▶ [Directions for this task] Find every line containing the word "ouder" in the records below; report only how many there are.

▶ [Data shown]
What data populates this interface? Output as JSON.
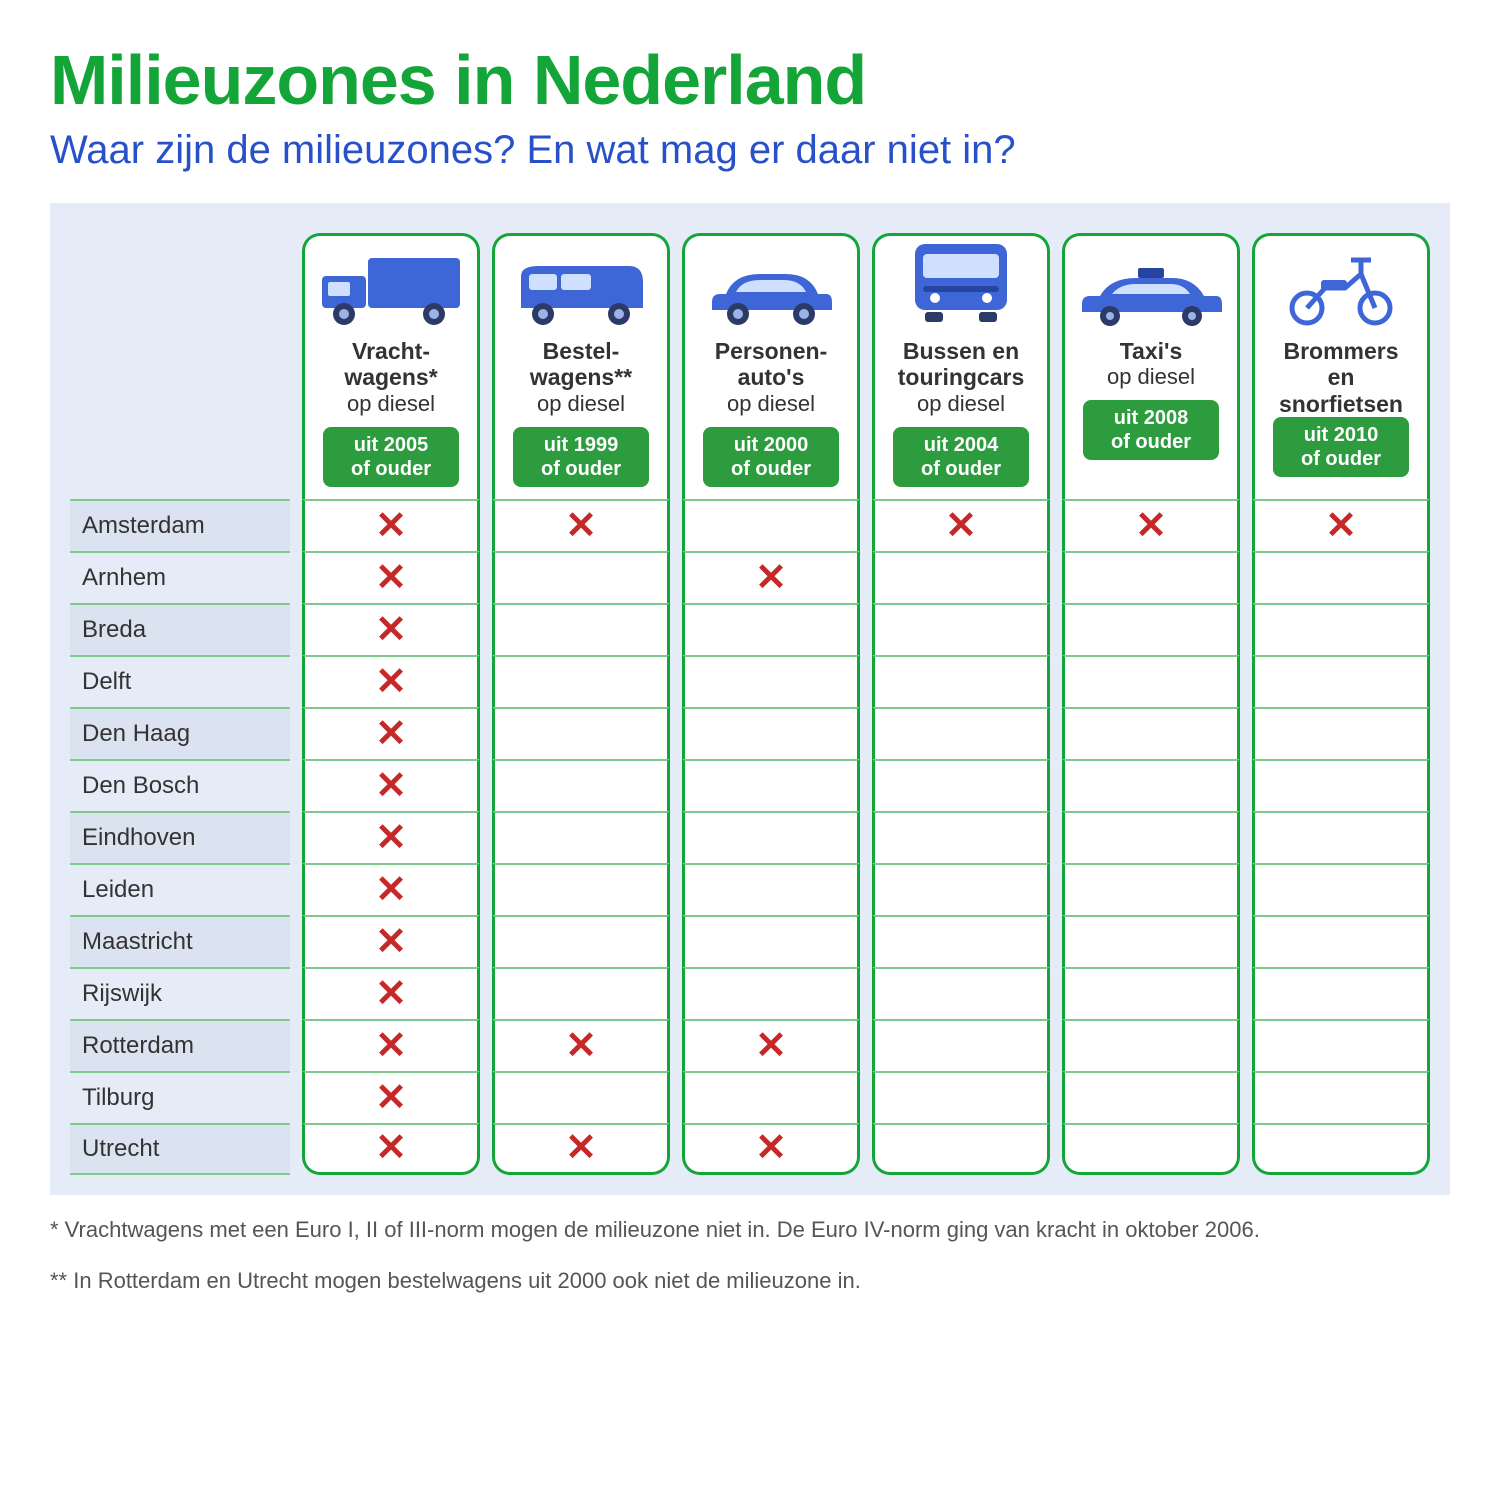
{
  "colors": {
    "title": "#13a538",
    "subtitle": "#2851c9",
    "panel_bg": "#e6ecf7",
    "border": "#13a538",
    "badge_bg": "#2d9c3f",
    "rowline": "#7fc98c",
    "x": "#c62828",
    "vehicle_fill": "#3e66d6",
    "vehicle_dark": "#2745a0",
    "wheel": "#2b3a67"
  },
  "title": "Milieuzones in Nederland",
  "subtitle": "Waar zijn de milieuzones? En wat mag er daar niet in?",
  "columns": [
    {
      "id": "vracht",
      "label_bold": "Vracht-\nwagens*",
      "label_sub": "op diesel",
      "badge": "uit 2005\nof ouder",
      "icon": "truck"
    },
    {
      "id": "bestel",
      "label_bold": "Bestel-\nwagens**",
      "label_sub": "op diesel",
      "badge": "uit 1999\nof ouder",
      "icon": "van"
    },
    {
      "id": "personen",
      "label_bold": "Personen-\nauto's",
      "label_sub": "op diesel",
      "badge": "uit 2000\nof ouder",
      "icon": "car"
    },
    {
      "id": "bussen",
      "label_bold": "Bussen en\ntouringcars",
      "label_sub": "op diesel",
      "badge": "uit 2004\nof ouder",
      "icon": "bus"
    },
    {
      "id": "taxi",
      "label_bold": "Taxi's",
      "label_sub": "op diesel",
      "badge": "uit 2008\nof ouder",
      "icon": "taxi"
    },
    {
      "id": "brommer",
      "label_bold": "Brommers\nen\nsnorfietsen",
      "label_sub": "",
      "badge": "uit 2010\nof ouder",
      "icon": "moped"
    }
  ],
  "rows": [
    {
      "city": "Amsterdam",
      "x": [
        true,
        true,
        false,
        true,
        true,
        true
      ]
    },
    {
      "city": "Arnhem",
      "x": [
        true,
        false,
        true,
        false,
        false,
        false
      ]
    },
    {
      "city": "Breda",
      "x": [
        true,
        false,
        false,
        false,
        false,
        false
      ]
    },
    {
      "city": "Delft",
      "x": [
        true,
        false,
        false,
        false,
        false,
        false
      ]
    },
    {
      "city": "Den Haag",
      "x": [
        true,
        false,
        false,
        false,
        false,
        false
      ]
    },
    {
      "city": "Den Bosch",
      "x": [
        true,
        false,
        false,
        false,
        false,
        false
      ]
    },
    {
      "city": "Eindhoven",
      "x": [
        true,
        false,
        false,
        false,
        false,
        false
      ]
    },
    {
      "city": "Leiden",
      "x": [
        true,
        false,
        false,
        false,
        false,
        false
      ]
    },
    {
      "city": "Maastricht",
      "x": [
        true,
        false,
        false,
        false,
        false,
        false
      ]
    },
    {
      "city": "Rijswijk",
      "x": [
        true,
        false,
        false,
        false,
        false,
        false
      ]
    },
    {
      "city": "Rotterdam",
      "x": [
        true,
        true,
        true,
        false,
        false,
        false
      ]
    },
    {
      "city": "Tilburg",
      "x": [
        true,
        false,
        false,
        false,
        false,
        false
      ]
    },
    {
      "city": "Utrecht",
      "x": [
        true,
        true,
        true,
        false,
        false,
        false
      ]
    }
  ],
  "footnotes": [
    "* Vrachtwagens met een Euro I, II of III-norm mogen de milieuzone niet in. De Euro IV-norm ging van kracht in oktober 2006.",
    "** In Rotterdam en Utrecht mogen bestelwagens uit 2000 ook niet de milieuzone in."
  ]
}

▶ [Worked solution] 6